▶ [What the exercise asks]
From the listing below, select every line where the word "piacere" appears.

Records from a data collection:
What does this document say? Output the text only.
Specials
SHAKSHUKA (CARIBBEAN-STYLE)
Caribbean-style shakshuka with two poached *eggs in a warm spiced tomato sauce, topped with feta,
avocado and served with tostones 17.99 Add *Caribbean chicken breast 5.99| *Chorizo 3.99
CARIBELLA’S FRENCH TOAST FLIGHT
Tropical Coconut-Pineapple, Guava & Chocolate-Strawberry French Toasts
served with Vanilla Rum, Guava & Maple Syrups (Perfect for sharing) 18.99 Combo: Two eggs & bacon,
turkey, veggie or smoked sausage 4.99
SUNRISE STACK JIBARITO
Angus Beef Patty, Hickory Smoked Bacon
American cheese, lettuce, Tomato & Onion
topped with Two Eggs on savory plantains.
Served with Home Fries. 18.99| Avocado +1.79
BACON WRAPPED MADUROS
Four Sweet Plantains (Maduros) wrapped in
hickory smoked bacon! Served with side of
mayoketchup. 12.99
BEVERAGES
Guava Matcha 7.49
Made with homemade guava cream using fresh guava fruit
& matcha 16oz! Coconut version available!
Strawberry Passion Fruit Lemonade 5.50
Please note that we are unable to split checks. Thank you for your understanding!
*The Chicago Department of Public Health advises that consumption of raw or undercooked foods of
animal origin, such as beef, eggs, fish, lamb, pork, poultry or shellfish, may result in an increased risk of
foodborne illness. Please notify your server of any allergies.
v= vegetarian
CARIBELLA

...

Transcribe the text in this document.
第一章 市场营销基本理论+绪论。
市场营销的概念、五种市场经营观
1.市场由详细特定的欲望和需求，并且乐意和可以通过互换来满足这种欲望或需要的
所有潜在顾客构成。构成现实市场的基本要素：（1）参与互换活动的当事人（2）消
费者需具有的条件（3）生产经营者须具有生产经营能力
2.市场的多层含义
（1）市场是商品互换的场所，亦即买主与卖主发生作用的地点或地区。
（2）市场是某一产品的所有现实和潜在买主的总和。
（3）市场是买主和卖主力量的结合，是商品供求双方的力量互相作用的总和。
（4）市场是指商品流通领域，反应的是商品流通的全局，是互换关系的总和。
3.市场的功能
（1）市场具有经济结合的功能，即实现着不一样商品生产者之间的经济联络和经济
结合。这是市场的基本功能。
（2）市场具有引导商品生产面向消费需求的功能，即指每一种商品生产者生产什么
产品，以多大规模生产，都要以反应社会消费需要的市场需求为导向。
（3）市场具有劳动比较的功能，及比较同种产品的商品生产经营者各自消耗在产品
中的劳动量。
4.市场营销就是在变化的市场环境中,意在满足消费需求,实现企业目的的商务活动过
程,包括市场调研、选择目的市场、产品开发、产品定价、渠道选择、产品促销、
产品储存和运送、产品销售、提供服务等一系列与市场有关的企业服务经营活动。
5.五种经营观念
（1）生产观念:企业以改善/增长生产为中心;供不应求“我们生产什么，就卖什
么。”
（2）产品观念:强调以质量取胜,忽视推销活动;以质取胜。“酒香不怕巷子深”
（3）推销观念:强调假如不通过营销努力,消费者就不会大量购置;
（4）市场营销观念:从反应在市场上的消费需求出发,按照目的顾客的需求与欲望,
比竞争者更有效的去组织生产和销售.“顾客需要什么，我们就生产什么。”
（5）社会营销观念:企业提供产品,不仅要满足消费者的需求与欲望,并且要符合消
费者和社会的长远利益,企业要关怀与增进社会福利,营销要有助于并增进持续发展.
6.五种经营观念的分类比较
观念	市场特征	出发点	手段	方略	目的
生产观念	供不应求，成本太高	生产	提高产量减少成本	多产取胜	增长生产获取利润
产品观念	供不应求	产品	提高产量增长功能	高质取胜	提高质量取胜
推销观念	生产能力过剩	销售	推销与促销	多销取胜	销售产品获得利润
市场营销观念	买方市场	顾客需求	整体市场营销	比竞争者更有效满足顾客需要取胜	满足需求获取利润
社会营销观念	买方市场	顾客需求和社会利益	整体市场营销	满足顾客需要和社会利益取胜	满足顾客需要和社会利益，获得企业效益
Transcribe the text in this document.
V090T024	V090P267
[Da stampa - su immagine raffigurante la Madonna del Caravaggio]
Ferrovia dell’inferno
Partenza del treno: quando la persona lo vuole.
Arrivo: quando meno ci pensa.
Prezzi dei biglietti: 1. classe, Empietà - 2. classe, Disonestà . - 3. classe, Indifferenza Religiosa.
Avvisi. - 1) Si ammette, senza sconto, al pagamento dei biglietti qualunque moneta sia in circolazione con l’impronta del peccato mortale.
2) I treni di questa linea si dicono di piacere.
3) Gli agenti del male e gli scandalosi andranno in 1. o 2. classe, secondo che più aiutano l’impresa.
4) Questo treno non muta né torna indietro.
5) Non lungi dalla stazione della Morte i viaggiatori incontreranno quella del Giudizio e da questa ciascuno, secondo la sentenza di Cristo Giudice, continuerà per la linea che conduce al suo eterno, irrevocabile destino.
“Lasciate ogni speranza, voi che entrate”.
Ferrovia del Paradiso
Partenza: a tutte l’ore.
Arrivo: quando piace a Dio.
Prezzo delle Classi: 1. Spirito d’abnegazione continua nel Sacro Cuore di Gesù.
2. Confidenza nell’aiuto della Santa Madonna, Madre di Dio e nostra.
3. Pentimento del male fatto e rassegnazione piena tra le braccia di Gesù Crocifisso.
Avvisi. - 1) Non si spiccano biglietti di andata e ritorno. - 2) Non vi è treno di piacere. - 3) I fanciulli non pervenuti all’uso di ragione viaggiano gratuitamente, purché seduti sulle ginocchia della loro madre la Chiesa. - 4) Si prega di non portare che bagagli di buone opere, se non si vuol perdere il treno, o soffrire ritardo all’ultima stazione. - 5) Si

▶ [Exercise result]
2) I treni di questa linea si dicono di piacere.
Avvisi. - 1) Non si spiccano biglietti di andata e ritorno. - 2) Non vi è treno di piacere. - 3) I fanciulli non pervenuti all’uso di ragione viaggiano gratuitamente, purché seduti sulle ginocchia della loro madre la Chiesa. - 4) Si prega di non portare che bagagli di buone opere, se non si vuol perdere il treno, o soffrire ritardo all’ultima stazione. - 5) Si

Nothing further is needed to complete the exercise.